### Task description
Don't copy the pictures; return every other part of the records exactly.
=-=-=-=-=
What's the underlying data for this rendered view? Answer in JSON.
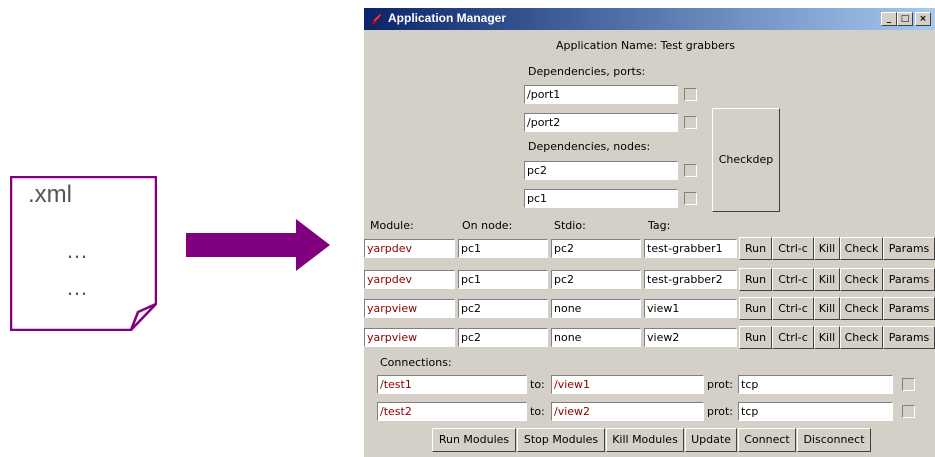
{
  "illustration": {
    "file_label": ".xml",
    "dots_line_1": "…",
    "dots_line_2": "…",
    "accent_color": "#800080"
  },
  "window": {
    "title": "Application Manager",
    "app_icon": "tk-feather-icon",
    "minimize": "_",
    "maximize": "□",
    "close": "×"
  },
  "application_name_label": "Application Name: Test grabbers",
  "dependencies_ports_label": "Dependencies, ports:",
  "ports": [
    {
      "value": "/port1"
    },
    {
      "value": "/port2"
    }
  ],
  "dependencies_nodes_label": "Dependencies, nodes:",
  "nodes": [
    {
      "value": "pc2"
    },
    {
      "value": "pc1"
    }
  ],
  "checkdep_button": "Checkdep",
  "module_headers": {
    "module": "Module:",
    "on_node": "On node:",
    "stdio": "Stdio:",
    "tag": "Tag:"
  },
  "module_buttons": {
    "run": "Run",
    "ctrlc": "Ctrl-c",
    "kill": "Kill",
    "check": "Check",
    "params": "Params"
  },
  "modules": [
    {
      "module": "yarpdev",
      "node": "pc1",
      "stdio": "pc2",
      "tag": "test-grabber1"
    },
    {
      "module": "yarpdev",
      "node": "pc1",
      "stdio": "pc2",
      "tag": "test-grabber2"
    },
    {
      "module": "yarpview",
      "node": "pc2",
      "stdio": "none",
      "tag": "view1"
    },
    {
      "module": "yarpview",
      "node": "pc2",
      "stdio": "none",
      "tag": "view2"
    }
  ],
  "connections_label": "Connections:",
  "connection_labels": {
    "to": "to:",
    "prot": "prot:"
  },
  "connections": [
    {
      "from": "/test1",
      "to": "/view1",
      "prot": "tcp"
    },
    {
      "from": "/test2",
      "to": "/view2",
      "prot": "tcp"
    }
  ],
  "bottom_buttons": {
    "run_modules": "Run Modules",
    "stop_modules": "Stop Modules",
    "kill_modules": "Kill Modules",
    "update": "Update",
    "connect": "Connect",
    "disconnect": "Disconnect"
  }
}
=-=-=-=-=
### Exercise output
What's the underlying data for this rendered view? Answer in JSON.
{
  "illustration": {
    "file_label": ".xml",
    "dots_line_1": "…",
    "dots_line_2": "…",
    "accent_color": "#800080"
  },
  "window": {
    "title": "Application Manager",
    "app_icon": "tk-feather-icon",
    "minimize": "_",
    "maximize": "□",
    "close": "×"
  },
  "application_name_label": "Application Name: Test grabbers",
  "dependencies_ports_label": "Dependencies, ports:",
  "ports": [
    {
      "value": "/port1"
    },
    {
      "value": "/port2"
    }
  ],
  "dependencies_nodes_label": "Dependencies, nodes:",
  "nodes": [
    {
      "value": "pc2"
    },
    {
      "value": "pc1"
    }
  ],
  "checkdep_button": "Checkdep",
  "module_headers": {
    "module": "Module:",
    "on_node": "On node:",
    "stdio": "Stdio:",
    "tag": "Tag:"
  },
  "module_buttons": {
    "run": "Run",
    "ctrlc": "Ctrl-c",
    "kill": "Kill",
    "check": "Check",
    "params": "Params"
  },
  "modules": [
    {
      "module": "yarpdev",
      "node": "pc1",
      "stdio": "pc2",
      "tag": "test-grabber1"
    },
    {
      "module": "yarpdev",
      "node": "pc1",
      "stdio": "pc2",
      "tag": "test-grabber2"
    },
    {
      "module": "yarpview",
      "node": "pc2",
      "stdio": "none",
      "tag": "view1"
    },
    {
      "module": "yarpview",
      "node": "pc2",
      "stdio": "none",
      "tag": "view2"
    }
  ],
  "connections_label": "Connections:",
  "connection_labels": {
    "to": "to:",
    "prot": "prot:"
  },
  "connections": [
    {
      "from": "/test1",
      "to": "/view1",
      "prot": "tcp"
    },
    {
      "from": "/test2",
      "to": "/view2",
      "prot": "tcp"
    }
  ],
  "bottom_buttons": {
    "run_modules": "Run Modules",
    "stop_modules": "Stop Modules",
    "kill_modules": "Kill Modules",
    "update": "Update",
    "connect": "Connect",
    "disconnect": "Disconnect"
  }
}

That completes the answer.